[Items from a dataset]
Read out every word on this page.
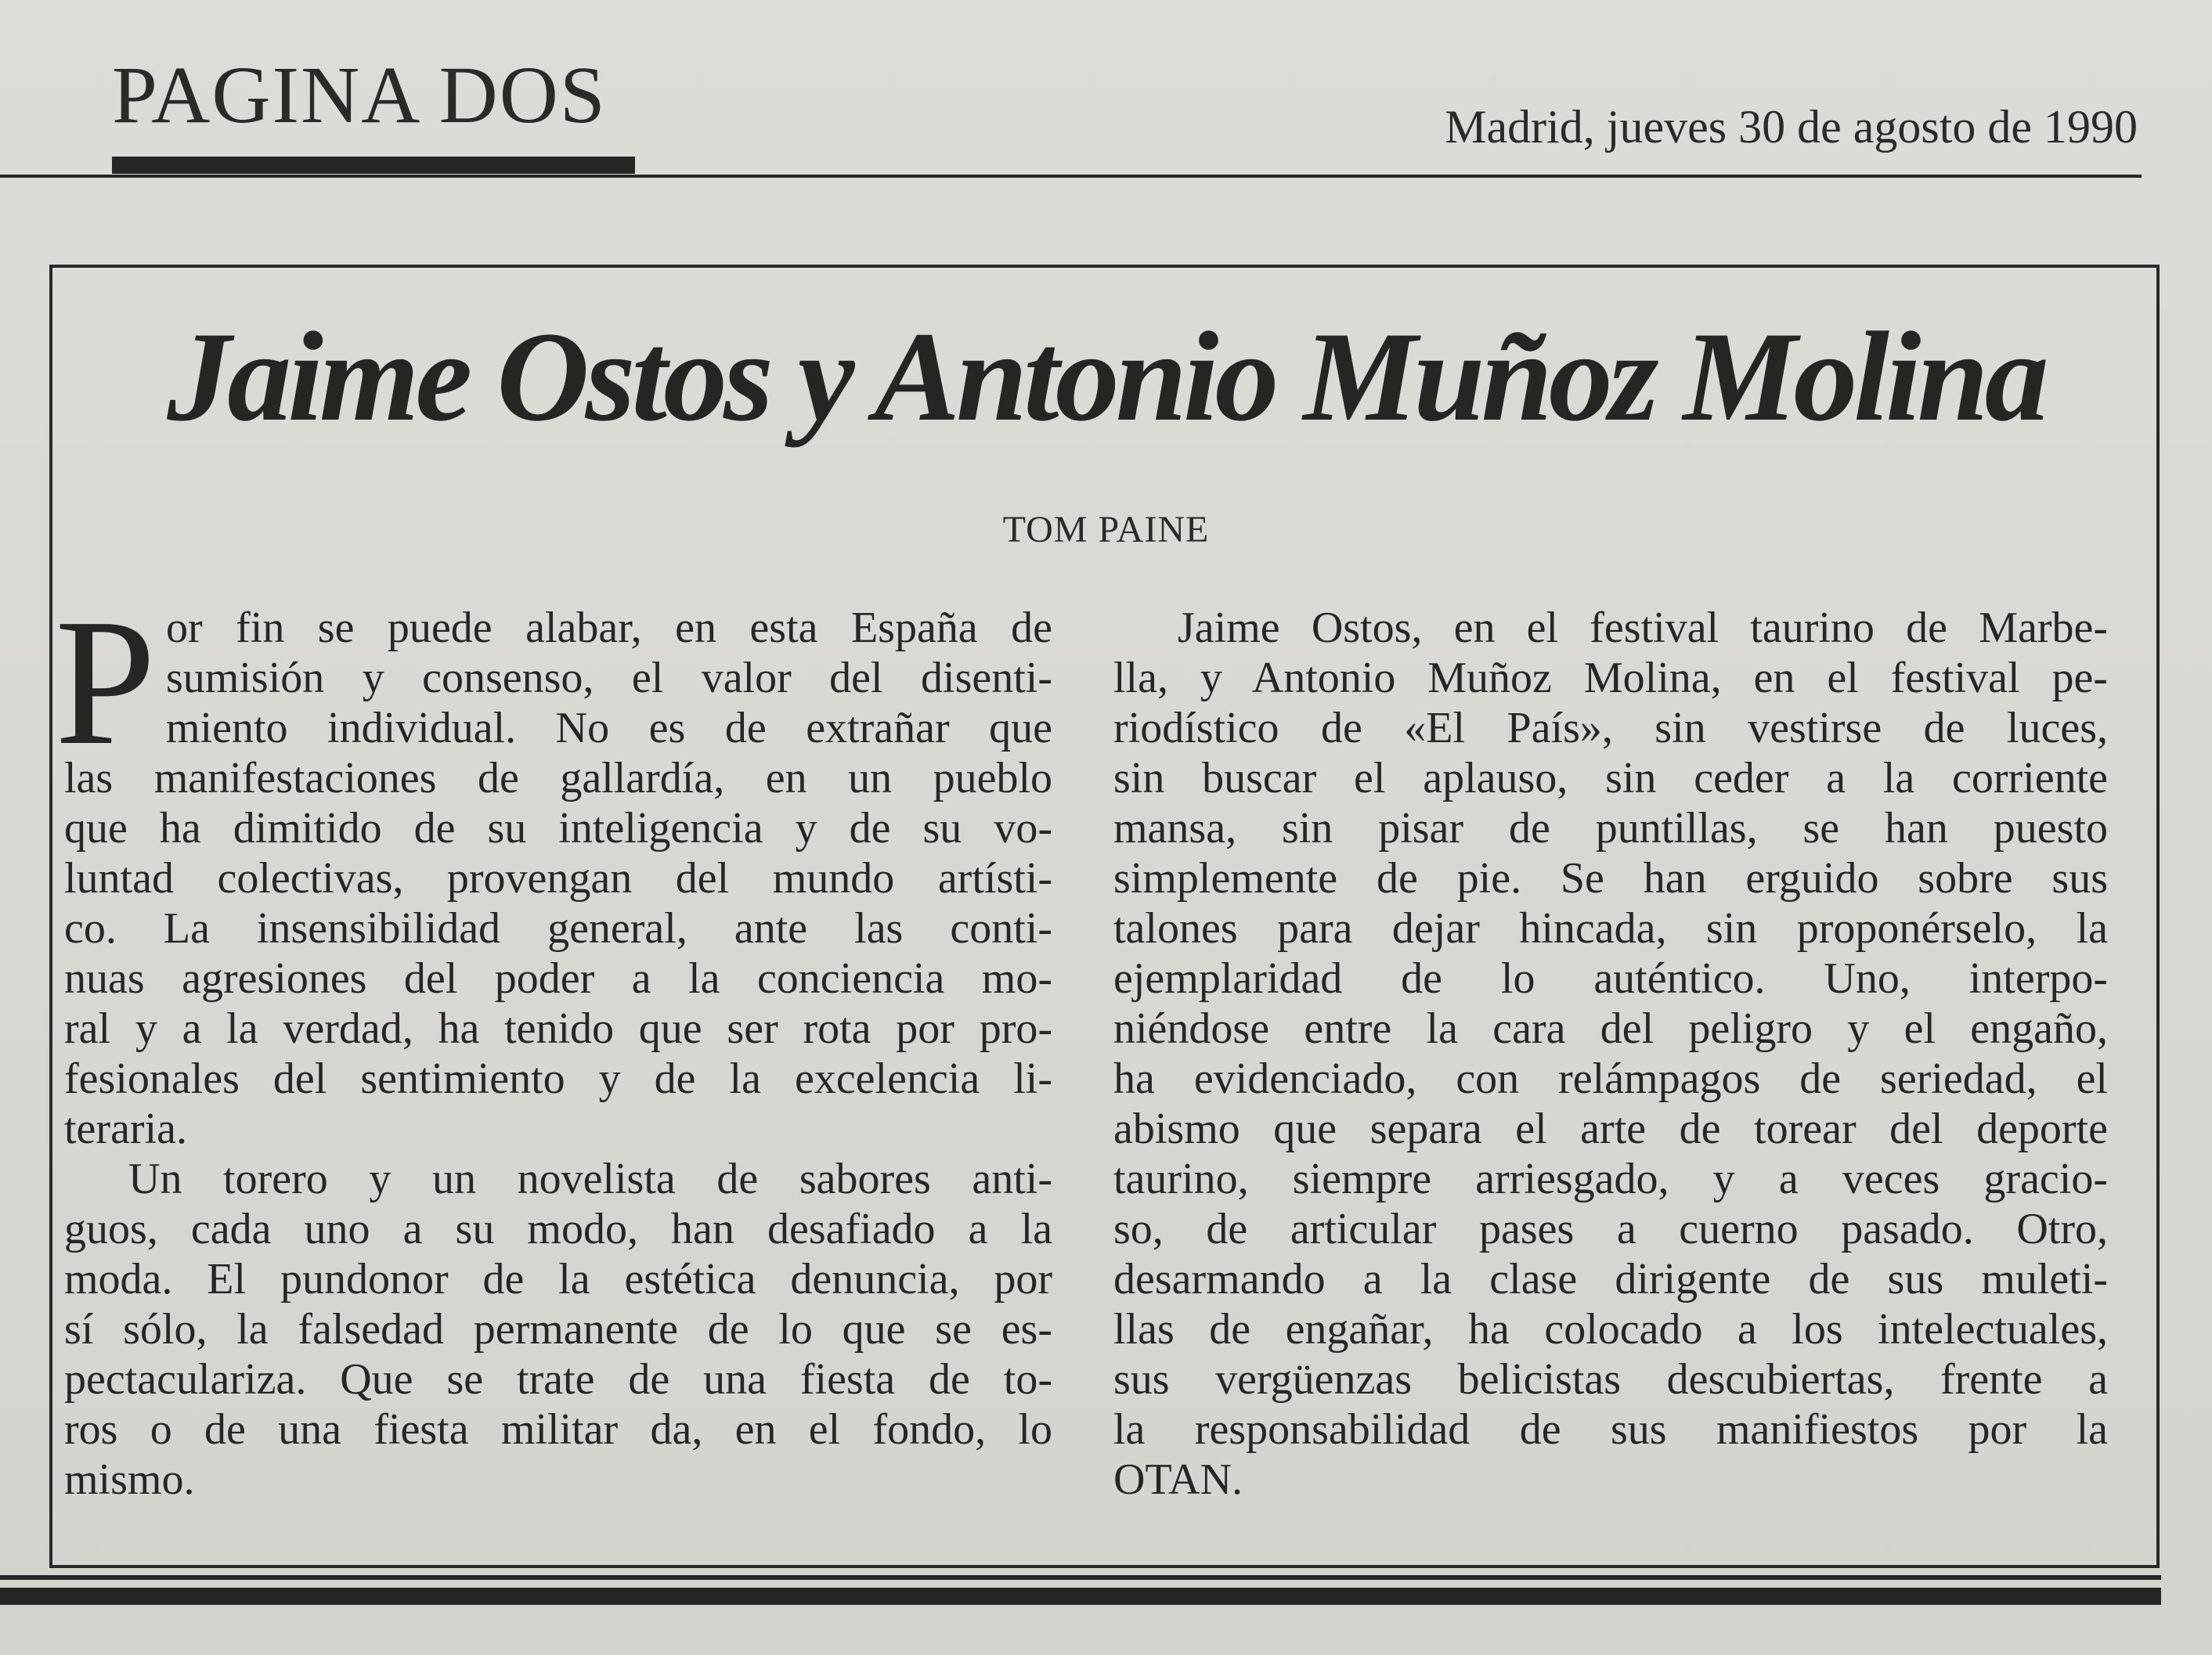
PAGINA DOS	Madrid, jueves 30 de agosto de 1990
Jaime Ostos y Antonio Muñoz Molina
TOM PAINE
P or fin se puede alabar, en esta España de
sumisión y consenso, el valor del disenti-
miento individual. No es de extrañar que
las manifestaciones de gallardía, en un pueblo
que ha dimitido de su inteligencia y de su vo-
luntad colectivas, provengan del mundo artísti-
co. La insensibilidad general, ante las conti-
nuas agresiones del poder a la conciencia mo-
ral y a la verdad, ha tenido que ser rota por pro-
fesionales del sentimiento y de la excelencia li-
teraria.
Un torero y un novelista de sabores anti-
guos, cada uno a su modo, han desafiado a la
moda. El pundonor de la estética denuncia, por
sí sólo, la falsedad permanente de lo que se es-
pectaculariza. Que se trate de una fiesta de to-
ros o de una fiesta militar da, en el fondo, lo
mismo.
Jaime Ostos, en el festival taurino de Marbe-
lla, y Antonio Muñoz Molina, en el festival pe-
riodístico de «El País», sin vestirse de luces,
sin buscar el aplauso, sin ceder a la corriente
mansa, sin pisar de puntillas, se han puesto
simplemente de pie. Se han erguido sobre sus
talones para dejar hincada, sin proponérselo, la
ejemplaridad de lo auténtico. Uno, interpo-
niéndose entre la cara del peligro y el engaño,
ha evidenciado, con relámpagos de seriedad, el
abismo que separa el arte de torear del deporte
taurino, siempre arriesgado, y a veces gracio-
so, de articular pases a cuerno pasado. Otro,
desarmando a la clase dirigente de sus muleti-
llas de engañar, ha colocado a los intelectuales,
sus vergüenzas belicistas descubiertas, frente a
la responsabilidad de sus manifiestos por la
OTAN.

Task requirements
Exclude the pictures and repeat every other part of the records word for word.

Result of this exercise
Read out every word on this page.
PAGINA DOS	Madrid, jueves 30 de agosto de 1990
Jaime Ostos y Antonio Muñoz Molina
TOM PAINE
P or fin se puede alabar, en esta España de
sumisión y consenso, el valor del disenti-
miento individual. No es de extrañar que
las manifestaciones de gallardía, en un pueblo
que ha dimitido de su inteligencia y de su vo-
luntad colectivas, provengan del mundo artísti-
co. La insensibilidad general, ante las conti-
nuas agresiones del poder a la conciencia mo-
ral y a la verdad, ha tenido que ser rota por pro-
fesionales del sentimiento y de la excelencia li-
teraria.
Un torero y un novelista de sabores anti-
guos, cada uno a su modo, han desafiado a la
moda. El pundonor de la estética denuncia, por
sí sólo, la falsedad permanente de lo que se es-
pectaculariza. Que se trate de una fiesta de to-
ros o de una fiesta militar da, en el fondo, lo
mismo.
Jaime Ostos, en el festival taurino de Marbe-
lla, y Antonio Muñoz Molina, en el festival pe-
riodístico de «El País», sin vestirse de luces,
sin buscar el aplauso, sin ceder a la corriente
mansa, sin pisar de puntillas, se han puesto
simplemente de pie. Se han erguido sobre sus
talones para dejar hincada, sin proponérselo, la
ejemplaridad de lo auténtico. Uno, interpo-
niéndose entre la cara del peligro y el engaño,
ha evidenciado, con relámpagos de seriedad, el
abismo que separa el arte de torear del deporte
taurino, siempre arriesgado, y a veces gracio-
so, de articular pases a cuerno pasado. Otro,
desarmando a la clase dirigente de sus muleti-
llas de engañar, ha colocado a los intelectuales,
sus vergüenzas belicistas descubiertas, frente a
la responsabilidad de sus manifiestos por la
OTAN.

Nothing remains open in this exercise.